• _WHAT IS EXPECTED_
Extract every line that contains the word "Equipment".

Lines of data
* * * * * * *

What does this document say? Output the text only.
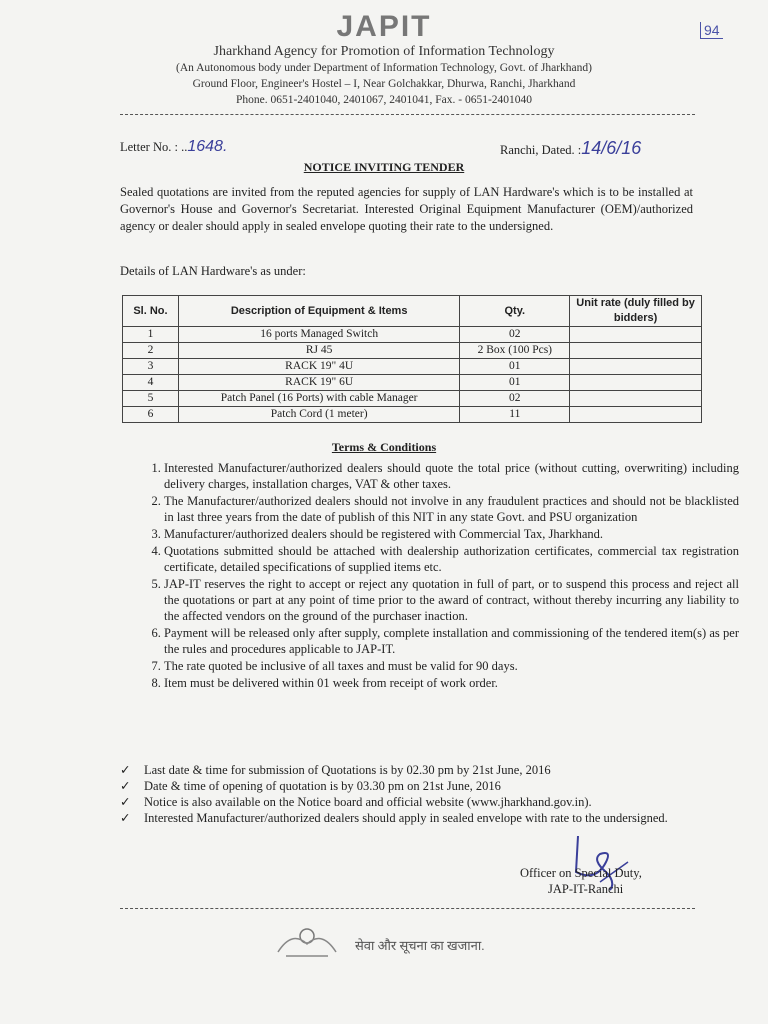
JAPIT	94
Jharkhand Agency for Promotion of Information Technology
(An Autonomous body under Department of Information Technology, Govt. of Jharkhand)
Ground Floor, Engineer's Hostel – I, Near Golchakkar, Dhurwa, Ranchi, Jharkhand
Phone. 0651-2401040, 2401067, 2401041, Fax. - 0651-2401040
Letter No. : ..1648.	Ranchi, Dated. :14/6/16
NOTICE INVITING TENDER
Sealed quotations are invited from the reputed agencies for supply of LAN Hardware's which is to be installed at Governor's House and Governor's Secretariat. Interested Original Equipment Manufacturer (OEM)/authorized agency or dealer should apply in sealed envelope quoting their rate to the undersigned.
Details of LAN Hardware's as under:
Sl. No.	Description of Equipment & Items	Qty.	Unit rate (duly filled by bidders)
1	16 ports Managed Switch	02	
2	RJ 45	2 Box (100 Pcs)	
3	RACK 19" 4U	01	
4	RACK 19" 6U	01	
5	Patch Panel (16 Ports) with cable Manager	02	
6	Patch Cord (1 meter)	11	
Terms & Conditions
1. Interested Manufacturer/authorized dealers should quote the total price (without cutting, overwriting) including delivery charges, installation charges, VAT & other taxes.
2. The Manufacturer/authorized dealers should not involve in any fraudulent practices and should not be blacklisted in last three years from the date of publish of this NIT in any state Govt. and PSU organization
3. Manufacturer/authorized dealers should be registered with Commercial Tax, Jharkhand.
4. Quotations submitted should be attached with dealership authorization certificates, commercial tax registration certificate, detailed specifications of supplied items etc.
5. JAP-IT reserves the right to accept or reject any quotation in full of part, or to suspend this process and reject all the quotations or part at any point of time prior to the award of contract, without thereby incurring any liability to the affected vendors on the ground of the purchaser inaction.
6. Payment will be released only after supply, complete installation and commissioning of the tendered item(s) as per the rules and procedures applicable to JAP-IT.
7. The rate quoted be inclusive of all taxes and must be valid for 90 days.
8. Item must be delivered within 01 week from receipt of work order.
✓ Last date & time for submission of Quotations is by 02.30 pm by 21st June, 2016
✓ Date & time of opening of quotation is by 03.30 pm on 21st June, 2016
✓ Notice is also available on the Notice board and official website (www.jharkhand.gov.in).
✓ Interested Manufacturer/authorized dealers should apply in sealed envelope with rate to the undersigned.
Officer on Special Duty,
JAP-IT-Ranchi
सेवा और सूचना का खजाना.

* * * * * * *

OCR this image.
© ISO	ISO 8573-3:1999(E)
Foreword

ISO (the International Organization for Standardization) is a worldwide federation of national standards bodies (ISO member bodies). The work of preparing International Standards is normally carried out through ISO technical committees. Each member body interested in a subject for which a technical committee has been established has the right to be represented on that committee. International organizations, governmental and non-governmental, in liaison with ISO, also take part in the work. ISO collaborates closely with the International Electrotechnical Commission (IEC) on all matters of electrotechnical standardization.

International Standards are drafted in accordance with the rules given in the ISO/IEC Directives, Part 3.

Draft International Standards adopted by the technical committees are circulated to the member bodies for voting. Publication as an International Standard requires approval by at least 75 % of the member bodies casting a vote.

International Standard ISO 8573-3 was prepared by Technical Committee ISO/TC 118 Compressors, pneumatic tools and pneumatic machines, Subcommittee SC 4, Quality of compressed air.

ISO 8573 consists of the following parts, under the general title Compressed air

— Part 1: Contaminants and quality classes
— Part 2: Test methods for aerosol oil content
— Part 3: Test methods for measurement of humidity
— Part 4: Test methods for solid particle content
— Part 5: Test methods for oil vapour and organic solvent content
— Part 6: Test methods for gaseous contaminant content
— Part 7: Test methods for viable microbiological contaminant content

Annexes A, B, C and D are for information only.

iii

* * * * * * *

• _RESULT_
Sealed quotations are invited from the reputed agencies for supply of LAN Hardware's which is to be installed at Governor's House and Governor's Secretariat. Interested Original Equipment Manufacturer (OEM)/authorized agency or dealer should apply in sealed envelope quoting their rate to the undersigned.
Sl. No.	Description of Equipment & Items	Qty.	Unit rate (duly filled by bidders)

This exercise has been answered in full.